━━━━━ INPUT DATA ━━━━━
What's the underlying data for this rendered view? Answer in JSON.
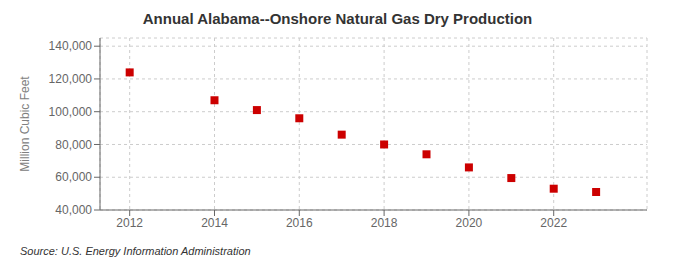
{
  "chart_data": {
    "type": "scatter",
    "title": "Annual Alabama--Onshore Natural Gas Dry Production",
    "y_label": "Million Cubic Feet",
    "annotation": "Source: U.S. Energy Information Administration",
    "x": [
      2012,
      2014,
      2015,
      2016,
      2017,
      2018,
      2019,
      2020,
      2021,
      2022,
      2023
    ],
    "values": [
      124000,
      107000,
      101000,
      96000,
      86000,
      80000,
      74000,
      66000,
      59500,
      53000,
      51000
    ],
    "color": "#cc0000",
    "marker": "square",
    "xlim": [
      2011.3,
      2024.2
    ],
    "ylim": [
      40000,
      145000
    ],
    "xticks": [
      2012,
      2014,
      2016,
      2018,
      2020,
      2022
    ],
    "yticks": [
      {
        "value": 40000,
        "label": "40,000"
      },
      {
        "value": 60000,
        "label": "60,000"
      },
      {
        "value": 80000,
        "label": "80,000"
      },
      {
        "value": 100000,
        "label": "100,000"
      },
      {
        "value": 120000,
        "label": "120,000"
      },
      {
        "value": 140000,
        "label": "140,000"
      }
    ],
    "grid": true
  }
}
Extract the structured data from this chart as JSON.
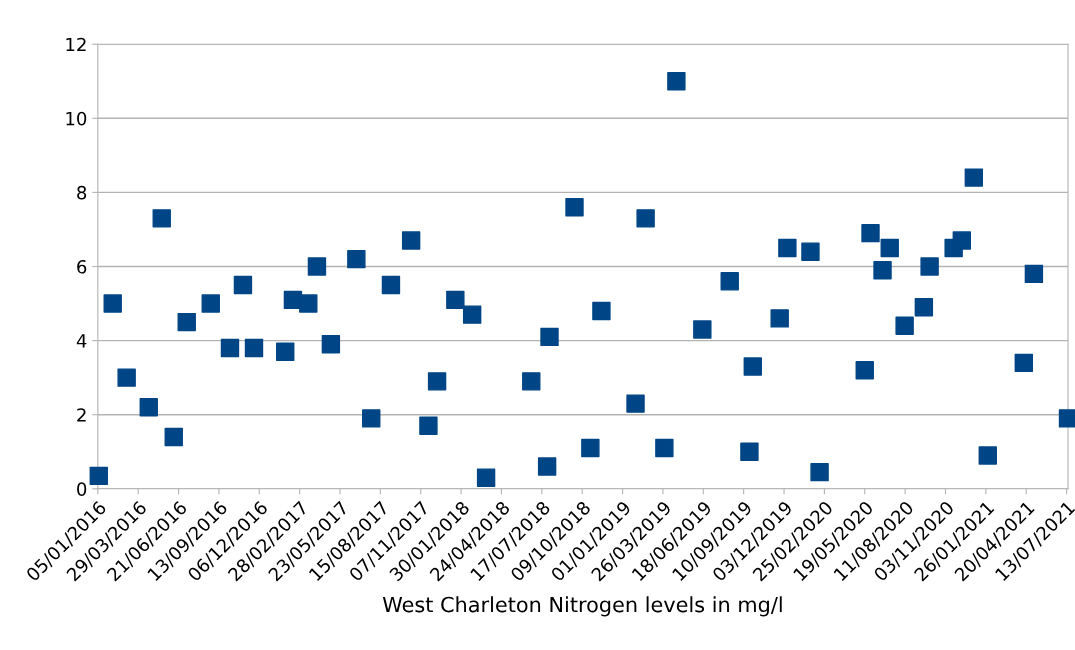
━━━━━
- EXERCISE AIM -
Nothing but a number is needed here: how many lines hold the string "this"?

- SOLUTION -
2